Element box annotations
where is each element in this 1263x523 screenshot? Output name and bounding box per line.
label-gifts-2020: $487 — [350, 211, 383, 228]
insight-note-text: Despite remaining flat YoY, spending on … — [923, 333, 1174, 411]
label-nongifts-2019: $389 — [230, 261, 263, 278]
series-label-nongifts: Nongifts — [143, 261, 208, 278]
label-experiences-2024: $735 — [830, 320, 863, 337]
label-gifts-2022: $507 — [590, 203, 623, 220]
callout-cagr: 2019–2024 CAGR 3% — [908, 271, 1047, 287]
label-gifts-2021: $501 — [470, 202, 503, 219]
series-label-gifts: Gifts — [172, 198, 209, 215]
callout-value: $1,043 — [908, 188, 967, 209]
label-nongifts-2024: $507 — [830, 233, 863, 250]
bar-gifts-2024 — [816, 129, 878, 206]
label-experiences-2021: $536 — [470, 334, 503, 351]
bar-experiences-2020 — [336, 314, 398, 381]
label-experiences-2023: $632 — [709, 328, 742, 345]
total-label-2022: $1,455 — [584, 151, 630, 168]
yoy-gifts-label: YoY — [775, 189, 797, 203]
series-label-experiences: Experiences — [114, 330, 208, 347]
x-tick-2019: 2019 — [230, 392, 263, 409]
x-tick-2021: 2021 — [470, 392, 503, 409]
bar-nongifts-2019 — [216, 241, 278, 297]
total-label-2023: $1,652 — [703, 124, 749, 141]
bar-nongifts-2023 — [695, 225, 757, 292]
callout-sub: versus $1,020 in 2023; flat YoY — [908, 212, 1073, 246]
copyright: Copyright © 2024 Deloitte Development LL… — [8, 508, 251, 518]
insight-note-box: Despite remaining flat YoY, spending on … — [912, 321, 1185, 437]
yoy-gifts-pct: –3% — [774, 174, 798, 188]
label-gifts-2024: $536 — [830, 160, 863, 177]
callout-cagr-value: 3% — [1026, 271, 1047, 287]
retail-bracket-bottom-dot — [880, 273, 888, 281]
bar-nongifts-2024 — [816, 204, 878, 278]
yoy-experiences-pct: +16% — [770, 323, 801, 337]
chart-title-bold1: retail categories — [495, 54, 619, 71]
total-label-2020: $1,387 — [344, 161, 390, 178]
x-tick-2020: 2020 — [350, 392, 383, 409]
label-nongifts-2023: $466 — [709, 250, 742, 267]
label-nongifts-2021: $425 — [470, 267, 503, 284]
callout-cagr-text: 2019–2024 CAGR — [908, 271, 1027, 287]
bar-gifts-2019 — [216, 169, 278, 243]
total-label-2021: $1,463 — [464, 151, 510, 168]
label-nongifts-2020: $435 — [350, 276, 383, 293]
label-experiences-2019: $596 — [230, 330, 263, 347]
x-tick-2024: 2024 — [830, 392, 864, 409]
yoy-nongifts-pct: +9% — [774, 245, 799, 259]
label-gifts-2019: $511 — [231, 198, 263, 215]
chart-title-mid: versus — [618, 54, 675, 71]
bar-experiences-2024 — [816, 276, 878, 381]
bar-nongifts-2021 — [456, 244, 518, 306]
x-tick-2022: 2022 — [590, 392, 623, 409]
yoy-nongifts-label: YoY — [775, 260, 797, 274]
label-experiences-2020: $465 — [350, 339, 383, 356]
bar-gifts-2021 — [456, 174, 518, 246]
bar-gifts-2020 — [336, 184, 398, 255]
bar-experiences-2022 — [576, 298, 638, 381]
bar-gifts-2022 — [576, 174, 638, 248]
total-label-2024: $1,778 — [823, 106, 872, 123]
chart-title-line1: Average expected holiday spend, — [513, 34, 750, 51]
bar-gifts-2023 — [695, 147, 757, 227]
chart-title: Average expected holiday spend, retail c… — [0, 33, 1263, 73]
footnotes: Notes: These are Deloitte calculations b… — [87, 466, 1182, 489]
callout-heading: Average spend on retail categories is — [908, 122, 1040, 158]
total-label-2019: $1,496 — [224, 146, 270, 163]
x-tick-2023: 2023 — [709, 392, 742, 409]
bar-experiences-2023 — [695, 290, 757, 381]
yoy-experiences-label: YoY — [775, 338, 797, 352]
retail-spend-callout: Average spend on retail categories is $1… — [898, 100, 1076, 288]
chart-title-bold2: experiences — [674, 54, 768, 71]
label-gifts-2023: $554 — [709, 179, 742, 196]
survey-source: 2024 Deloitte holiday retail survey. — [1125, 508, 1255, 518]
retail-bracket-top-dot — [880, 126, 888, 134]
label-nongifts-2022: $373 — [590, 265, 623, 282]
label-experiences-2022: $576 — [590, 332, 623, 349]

> **Set task**
Reproduce the records without any change, from their first line through the line containing "label-experiences-2023: $632 —", including that line.

> **Solution to this exercise**
where is each element in this 1263x523 screenshot? Output name and bounding box per line.
label-gifts-2020: $487 — [350, 211, 383, 228]
insight-note-text: Despite remaining flat YoY, spending on … — [923, 333, 1174, 411]
label-nongifts-2019: $389 — [230, 261, 263, 278]
series-label-nongifts: Nongifts — [143, 261, 208, 278]
label-experiences-2024: $735 — [830, 320, 863, 337]
label-gifts-2022: $507 — [590, 203, 623, 220]
callout-cagr: 2019–2024 CAGR 3% — [908, 271, 1047, 287]
label-gifts-2021: $501 — [470, 202, 503, 219]
series-label-gifts: Gifts — [172, 198, 209, 215]
callout-value: $1,043 — [908, 188, 967, 209]
label-nongifts-2024: $507 — [830, 233, 863, 250]
bar-gifts-2024 — [816, 129, 878, 206]
label-experiences-2021: $536 — [470, 334, 503, 351]
bar-experiences-2020 — [336, 314, 398, 381]
label-experiences-2023: $632 — [709, 328, 742, 345]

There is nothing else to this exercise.